Stored data
###
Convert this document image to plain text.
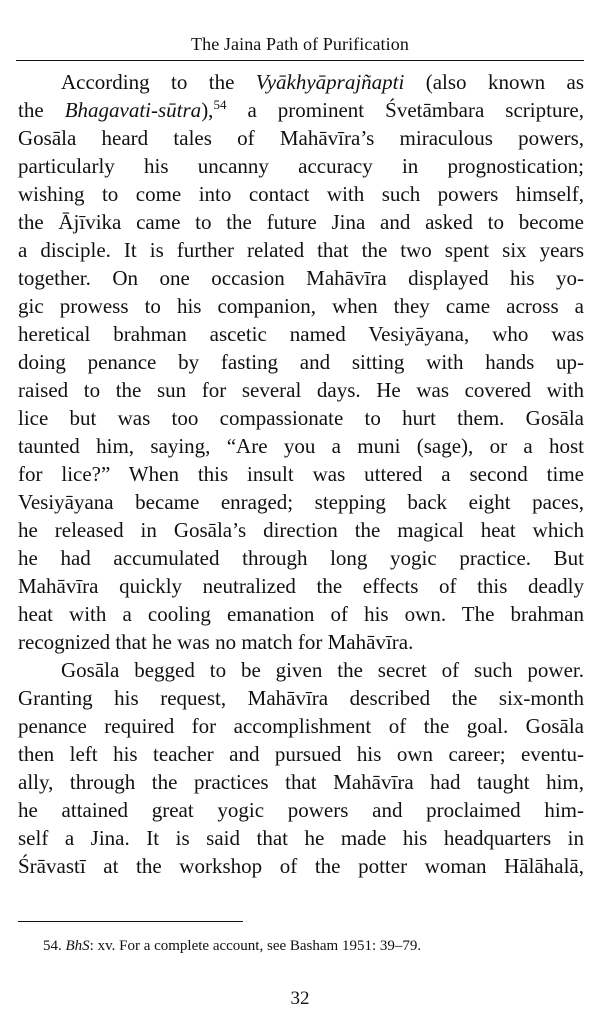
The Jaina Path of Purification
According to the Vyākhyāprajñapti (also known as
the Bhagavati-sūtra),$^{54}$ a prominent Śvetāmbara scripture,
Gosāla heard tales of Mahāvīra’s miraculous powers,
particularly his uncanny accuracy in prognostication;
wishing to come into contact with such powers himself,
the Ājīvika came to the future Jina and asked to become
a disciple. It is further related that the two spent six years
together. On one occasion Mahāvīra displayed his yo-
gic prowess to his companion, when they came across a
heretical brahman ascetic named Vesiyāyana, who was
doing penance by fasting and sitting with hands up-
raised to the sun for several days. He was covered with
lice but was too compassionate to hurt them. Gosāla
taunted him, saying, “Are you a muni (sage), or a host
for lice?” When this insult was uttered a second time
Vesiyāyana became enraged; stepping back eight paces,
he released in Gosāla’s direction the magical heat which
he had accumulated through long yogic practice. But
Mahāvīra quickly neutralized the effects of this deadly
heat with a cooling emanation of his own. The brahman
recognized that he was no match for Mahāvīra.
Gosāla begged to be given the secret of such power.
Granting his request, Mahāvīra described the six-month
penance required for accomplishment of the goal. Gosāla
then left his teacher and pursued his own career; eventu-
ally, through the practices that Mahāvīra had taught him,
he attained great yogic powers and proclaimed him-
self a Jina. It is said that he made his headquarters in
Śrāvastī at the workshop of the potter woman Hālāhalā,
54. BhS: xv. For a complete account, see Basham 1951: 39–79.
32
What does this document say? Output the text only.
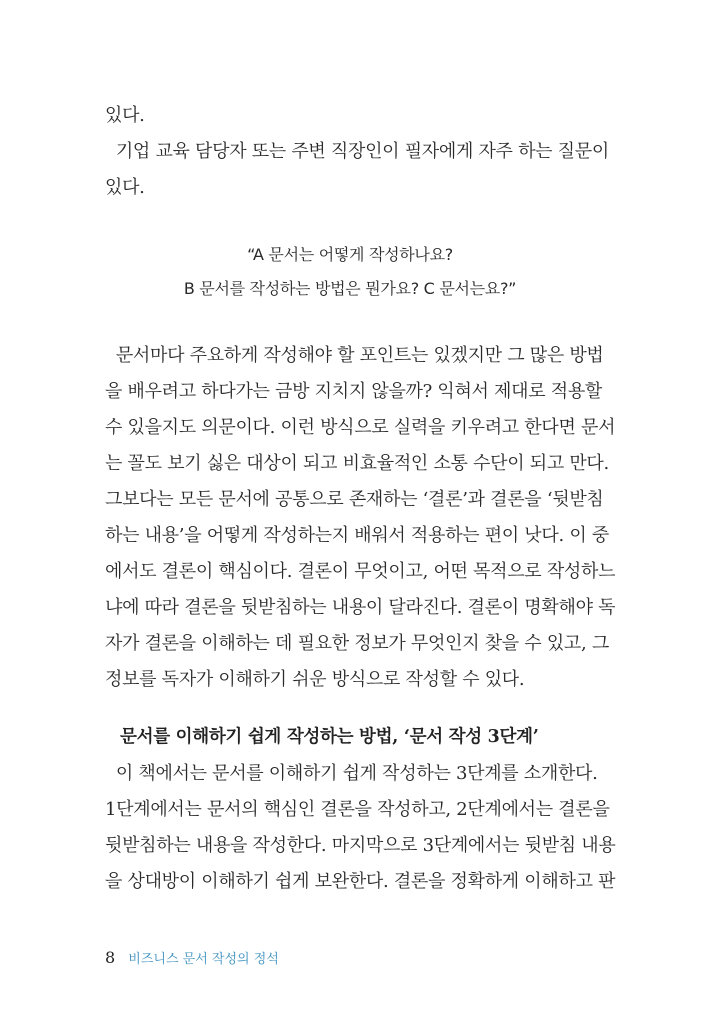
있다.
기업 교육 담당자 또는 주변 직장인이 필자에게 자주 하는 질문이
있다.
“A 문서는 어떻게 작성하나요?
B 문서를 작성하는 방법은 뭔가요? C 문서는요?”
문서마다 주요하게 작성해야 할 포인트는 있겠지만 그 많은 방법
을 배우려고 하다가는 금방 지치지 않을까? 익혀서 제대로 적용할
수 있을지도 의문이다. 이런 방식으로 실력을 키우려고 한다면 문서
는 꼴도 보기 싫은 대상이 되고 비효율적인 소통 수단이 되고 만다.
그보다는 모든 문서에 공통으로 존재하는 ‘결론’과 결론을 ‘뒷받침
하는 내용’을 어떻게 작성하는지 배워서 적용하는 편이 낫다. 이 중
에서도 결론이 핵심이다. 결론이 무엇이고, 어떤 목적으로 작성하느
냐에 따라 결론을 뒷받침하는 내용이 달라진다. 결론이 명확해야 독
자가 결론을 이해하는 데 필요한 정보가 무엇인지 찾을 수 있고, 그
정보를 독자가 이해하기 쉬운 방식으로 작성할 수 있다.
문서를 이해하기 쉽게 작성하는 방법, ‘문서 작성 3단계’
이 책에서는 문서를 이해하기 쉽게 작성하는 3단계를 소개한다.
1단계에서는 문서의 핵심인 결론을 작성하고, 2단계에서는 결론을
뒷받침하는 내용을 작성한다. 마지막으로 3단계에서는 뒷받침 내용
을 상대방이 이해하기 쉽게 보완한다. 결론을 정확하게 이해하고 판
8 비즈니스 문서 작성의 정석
###
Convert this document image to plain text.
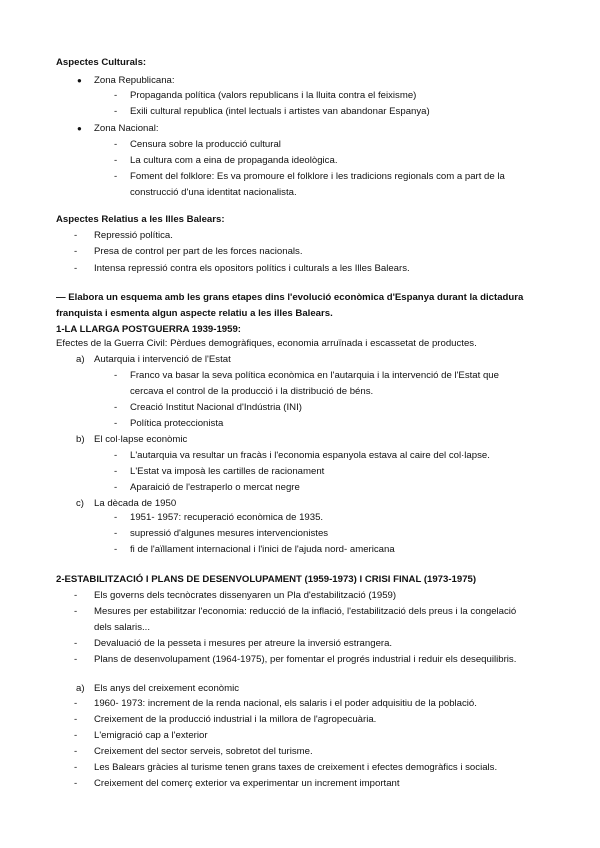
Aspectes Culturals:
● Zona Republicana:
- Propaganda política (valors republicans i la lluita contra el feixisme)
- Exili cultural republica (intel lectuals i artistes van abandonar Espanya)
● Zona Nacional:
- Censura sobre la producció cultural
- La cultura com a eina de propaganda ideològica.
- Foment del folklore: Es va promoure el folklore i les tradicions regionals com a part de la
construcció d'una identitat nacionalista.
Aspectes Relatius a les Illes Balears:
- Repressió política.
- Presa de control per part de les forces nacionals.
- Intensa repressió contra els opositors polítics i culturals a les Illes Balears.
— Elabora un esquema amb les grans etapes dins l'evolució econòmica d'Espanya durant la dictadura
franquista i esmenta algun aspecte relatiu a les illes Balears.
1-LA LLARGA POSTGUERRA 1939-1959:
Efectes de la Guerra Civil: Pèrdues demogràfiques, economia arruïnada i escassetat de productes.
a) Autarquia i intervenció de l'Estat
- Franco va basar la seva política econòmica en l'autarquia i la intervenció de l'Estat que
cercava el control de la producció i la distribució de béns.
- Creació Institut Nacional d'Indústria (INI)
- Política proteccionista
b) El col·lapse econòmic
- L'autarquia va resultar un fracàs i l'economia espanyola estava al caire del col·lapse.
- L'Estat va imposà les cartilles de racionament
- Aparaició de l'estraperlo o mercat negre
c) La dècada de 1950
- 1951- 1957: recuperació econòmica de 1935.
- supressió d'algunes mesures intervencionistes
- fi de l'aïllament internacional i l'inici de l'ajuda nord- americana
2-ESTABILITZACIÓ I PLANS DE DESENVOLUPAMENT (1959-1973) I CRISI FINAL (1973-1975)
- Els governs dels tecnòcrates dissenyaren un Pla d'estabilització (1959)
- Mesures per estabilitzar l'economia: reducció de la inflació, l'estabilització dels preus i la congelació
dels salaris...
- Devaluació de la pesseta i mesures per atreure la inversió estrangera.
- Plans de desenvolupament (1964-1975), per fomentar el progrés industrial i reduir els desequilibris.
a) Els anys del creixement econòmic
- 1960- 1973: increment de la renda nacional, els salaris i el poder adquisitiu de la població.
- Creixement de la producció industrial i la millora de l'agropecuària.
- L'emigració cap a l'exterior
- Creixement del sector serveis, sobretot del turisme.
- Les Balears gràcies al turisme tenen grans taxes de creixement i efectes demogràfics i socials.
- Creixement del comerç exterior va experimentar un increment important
###
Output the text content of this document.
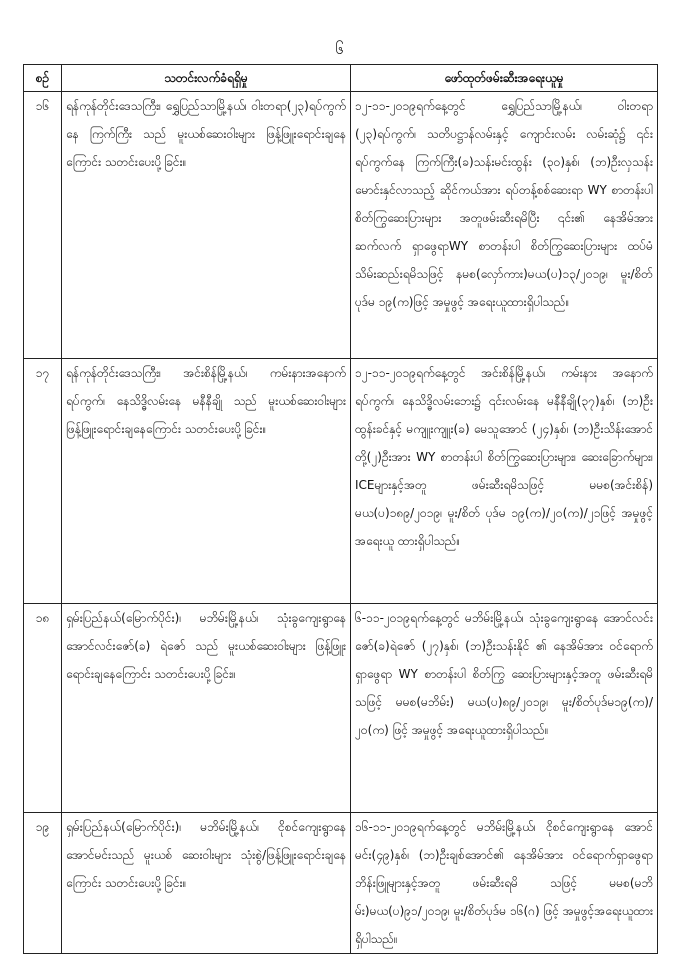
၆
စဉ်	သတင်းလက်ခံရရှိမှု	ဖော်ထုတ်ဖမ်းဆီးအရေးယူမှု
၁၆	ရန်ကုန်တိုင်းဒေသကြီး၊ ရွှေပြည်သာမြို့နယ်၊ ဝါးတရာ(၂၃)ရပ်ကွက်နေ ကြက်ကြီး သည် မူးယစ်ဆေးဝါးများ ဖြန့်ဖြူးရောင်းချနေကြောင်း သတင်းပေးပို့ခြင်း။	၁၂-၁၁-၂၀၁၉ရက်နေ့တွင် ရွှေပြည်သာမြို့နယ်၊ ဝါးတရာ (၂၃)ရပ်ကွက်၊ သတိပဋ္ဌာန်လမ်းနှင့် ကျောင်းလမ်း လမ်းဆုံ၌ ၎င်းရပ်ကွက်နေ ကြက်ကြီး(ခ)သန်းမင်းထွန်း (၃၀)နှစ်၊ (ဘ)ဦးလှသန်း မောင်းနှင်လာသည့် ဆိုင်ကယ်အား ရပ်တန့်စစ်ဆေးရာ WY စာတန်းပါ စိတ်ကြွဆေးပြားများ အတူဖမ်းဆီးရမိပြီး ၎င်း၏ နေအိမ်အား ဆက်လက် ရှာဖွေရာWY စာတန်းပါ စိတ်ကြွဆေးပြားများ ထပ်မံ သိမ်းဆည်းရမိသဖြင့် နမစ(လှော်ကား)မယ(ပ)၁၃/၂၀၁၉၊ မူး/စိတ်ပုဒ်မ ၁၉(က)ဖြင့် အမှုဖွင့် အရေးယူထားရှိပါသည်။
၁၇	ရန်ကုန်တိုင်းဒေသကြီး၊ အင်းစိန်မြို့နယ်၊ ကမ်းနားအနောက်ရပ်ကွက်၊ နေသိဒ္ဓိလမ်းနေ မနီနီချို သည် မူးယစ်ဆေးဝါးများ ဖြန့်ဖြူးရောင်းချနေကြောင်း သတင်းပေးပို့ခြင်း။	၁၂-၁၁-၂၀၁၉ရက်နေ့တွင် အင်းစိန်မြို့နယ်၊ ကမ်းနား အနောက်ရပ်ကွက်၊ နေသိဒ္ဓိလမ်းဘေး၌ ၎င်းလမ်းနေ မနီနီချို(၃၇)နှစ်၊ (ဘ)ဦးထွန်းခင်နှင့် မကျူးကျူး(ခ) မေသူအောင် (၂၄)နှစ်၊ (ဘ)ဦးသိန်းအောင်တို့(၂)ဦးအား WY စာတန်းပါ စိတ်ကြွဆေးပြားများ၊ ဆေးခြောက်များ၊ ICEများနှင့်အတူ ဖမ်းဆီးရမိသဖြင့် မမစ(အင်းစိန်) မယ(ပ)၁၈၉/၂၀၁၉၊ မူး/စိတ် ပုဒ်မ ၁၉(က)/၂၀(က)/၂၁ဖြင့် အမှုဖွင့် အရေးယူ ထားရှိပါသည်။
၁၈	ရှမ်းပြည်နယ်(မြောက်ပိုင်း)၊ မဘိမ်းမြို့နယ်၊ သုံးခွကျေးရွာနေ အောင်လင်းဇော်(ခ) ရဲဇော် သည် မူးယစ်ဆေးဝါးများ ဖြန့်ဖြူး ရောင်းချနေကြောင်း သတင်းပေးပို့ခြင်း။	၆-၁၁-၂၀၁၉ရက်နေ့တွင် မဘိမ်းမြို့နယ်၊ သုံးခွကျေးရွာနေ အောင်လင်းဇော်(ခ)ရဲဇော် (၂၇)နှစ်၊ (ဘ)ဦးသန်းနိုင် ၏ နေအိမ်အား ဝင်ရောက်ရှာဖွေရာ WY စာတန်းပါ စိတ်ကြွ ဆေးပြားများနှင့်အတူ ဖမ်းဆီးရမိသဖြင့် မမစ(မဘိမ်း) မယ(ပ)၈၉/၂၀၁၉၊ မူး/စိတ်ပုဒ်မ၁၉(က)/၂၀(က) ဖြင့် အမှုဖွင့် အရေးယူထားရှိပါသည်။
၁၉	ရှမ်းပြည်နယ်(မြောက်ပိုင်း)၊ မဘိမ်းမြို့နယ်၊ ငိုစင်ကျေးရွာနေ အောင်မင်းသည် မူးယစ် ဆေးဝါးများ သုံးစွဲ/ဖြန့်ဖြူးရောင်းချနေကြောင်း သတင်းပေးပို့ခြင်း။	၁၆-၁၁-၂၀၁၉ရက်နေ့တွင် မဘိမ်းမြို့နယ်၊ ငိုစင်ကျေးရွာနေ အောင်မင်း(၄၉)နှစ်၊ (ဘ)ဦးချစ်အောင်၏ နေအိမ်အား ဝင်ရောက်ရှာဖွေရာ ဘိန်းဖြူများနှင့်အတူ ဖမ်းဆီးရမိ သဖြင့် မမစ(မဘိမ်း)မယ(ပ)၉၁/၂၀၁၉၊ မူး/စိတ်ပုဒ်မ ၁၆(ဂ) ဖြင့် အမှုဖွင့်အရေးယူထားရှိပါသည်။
###
> Do this
Tell how many lines in the material above include the word "Output", giving the number only.

> Solution
2